(Records from a data source)
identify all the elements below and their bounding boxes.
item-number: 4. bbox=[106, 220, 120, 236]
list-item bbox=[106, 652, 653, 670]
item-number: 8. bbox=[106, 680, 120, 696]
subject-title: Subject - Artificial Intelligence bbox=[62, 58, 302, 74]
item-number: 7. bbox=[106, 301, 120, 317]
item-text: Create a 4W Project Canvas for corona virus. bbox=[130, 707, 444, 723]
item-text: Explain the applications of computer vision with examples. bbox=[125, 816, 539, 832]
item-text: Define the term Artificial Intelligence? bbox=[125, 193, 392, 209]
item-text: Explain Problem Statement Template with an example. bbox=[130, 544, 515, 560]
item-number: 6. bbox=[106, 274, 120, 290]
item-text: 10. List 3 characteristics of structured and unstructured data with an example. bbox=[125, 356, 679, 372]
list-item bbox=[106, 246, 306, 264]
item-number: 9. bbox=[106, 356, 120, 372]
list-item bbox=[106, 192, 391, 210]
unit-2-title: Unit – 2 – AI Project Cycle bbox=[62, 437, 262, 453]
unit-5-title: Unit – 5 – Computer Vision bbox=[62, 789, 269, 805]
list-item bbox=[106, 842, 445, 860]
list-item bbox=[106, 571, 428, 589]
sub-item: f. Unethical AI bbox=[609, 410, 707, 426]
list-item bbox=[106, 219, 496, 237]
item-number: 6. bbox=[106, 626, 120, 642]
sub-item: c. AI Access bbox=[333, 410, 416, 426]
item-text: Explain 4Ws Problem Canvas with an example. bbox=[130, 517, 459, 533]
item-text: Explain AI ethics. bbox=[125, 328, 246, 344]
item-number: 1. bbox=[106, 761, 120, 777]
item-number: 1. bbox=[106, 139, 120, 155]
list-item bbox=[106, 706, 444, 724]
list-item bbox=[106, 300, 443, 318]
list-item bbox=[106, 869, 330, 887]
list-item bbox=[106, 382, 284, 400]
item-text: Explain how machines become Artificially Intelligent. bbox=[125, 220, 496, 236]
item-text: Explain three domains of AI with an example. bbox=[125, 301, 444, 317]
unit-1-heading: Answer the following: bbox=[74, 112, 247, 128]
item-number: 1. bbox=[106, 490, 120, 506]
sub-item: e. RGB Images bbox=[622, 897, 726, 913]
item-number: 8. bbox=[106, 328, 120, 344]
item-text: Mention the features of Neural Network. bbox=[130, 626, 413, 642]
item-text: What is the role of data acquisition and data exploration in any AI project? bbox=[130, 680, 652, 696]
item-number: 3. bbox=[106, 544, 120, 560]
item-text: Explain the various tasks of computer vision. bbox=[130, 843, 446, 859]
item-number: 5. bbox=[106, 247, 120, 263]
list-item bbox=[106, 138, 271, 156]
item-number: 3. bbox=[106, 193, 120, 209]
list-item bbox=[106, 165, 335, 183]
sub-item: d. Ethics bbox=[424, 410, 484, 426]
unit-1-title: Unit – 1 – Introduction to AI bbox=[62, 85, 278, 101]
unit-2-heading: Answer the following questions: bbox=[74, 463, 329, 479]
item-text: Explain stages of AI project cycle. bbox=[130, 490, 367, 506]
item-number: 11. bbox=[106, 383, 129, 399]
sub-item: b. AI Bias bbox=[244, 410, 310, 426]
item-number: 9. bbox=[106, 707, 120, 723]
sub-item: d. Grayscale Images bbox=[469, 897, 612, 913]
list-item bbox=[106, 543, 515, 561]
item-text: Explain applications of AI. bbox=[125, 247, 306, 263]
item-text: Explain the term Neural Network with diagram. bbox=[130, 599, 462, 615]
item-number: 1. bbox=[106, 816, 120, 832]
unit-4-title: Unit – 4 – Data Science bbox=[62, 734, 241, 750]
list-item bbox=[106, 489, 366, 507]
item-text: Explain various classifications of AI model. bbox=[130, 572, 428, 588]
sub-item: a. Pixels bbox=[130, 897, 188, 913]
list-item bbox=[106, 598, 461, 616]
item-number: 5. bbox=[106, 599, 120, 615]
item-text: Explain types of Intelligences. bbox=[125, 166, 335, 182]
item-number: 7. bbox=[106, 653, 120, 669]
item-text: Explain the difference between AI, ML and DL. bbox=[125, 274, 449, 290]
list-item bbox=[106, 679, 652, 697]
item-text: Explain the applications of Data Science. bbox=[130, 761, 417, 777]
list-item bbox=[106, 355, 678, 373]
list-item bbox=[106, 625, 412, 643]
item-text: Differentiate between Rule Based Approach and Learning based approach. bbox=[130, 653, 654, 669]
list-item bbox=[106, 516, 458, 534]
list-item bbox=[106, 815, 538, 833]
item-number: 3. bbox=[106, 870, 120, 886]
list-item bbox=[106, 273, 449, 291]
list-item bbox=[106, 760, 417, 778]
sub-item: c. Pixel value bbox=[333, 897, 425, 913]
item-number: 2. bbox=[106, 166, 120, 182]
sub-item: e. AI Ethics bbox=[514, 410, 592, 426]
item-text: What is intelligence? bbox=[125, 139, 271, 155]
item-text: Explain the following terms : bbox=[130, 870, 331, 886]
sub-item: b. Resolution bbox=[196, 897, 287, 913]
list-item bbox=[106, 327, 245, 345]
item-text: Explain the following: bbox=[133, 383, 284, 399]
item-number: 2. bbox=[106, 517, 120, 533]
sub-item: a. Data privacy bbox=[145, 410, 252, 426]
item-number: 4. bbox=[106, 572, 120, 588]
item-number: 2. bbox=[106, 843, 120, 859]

__EXERCISE DESCRIPTION__. Where the word "Answer" shows up in a line of the entries above, copy that line.

__EXPECTED OUTPUT__.
unit-1-heading: Answer the following: bbox=[74, 112, 247, 128]
unit-2-heading: Answer the following questions: bbox=[74, 463, 329, 479]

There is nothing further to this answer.